*Supplied material:*
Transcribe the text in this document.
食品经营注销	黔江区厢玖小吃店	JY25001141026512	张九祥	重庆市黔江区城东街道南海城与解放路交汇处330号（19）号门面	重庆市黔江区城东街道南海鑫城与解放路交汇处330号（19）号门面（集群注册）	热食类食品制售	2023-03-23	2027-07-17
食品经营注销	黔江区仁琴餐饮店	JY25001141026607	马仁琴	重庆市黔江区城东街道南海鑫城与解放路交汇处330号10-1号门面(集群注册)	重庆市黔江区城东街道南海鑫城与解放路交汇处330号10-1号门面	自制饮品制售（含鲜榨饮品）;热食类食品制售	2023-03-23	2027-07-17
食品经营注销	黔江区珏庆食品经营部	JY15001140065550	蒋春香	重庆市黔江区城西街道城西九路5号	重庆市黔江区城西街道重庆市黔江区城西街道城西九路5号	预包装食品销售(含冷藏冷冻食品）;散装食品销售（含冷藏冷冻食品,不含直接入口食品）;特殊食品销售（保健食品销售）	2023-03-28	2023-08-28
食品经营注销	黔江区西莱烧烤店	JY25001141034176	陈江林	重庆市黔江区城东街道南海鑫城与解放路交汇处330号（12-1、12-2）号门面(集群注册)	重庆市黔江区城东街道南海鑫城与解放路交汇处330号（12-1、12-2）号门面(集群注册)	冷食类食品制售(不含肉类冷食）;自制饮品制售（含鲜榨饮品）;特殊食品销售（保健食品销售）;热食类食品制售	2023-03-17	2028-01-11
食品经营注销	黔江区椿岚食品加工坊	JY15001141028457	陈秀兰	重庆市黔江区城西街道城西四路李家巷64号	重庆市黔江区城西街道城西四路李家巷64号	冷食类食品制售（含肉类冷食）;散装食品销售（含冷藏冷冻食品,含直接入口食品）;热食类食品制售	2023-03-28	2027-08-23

*Exercise goal:*
Return all lines of the material above in which the word "集群注册" occurs.

*Exercise response:*
食品经营注销	黔江区厢玖小吃店	JY25001141026512	张九祥	重庆市黔江区城东街道南海城与解放路交汇处330号（19）号门面	重庆市黔江区城东街道南海鑫城与解放路交汇处330号（19）号门面（集群注册）	热食类食品制售	2023-03-23	2027-07-17
食品经营注销	黔江区仁琴餐饮店	JY25001141026607	马仁琴	重庆市黔江区城东街道南海鑫城与解放路交汇处330号10-1号门面(集群注册)	重庆市黔江区城东街道南海鑫城与解放路交汇处330号10-1号门面	自制饮品制售（含鲜榨饮品）;热食类食品制售	2023-03-23	2027-07-17
食品经营注销	黔江区西莱烧烤店	JY25001141034176	陈江林	重庆市黔江区城东街道南海鑫城与解放路交汇处330号（12-1、12-2）号门面(集群注册)	重庆市黔江区城东街道南海鑫城与解放路交汇处330号（12-1、12-2）号门面(集群注册)	冷食类食品制售(不含肉类冷食）;自制饮品制售（含鲜榨饮品）;特殊食品销售（保健食品销售）;热食类食品制售	2023-03-17	2028-01-11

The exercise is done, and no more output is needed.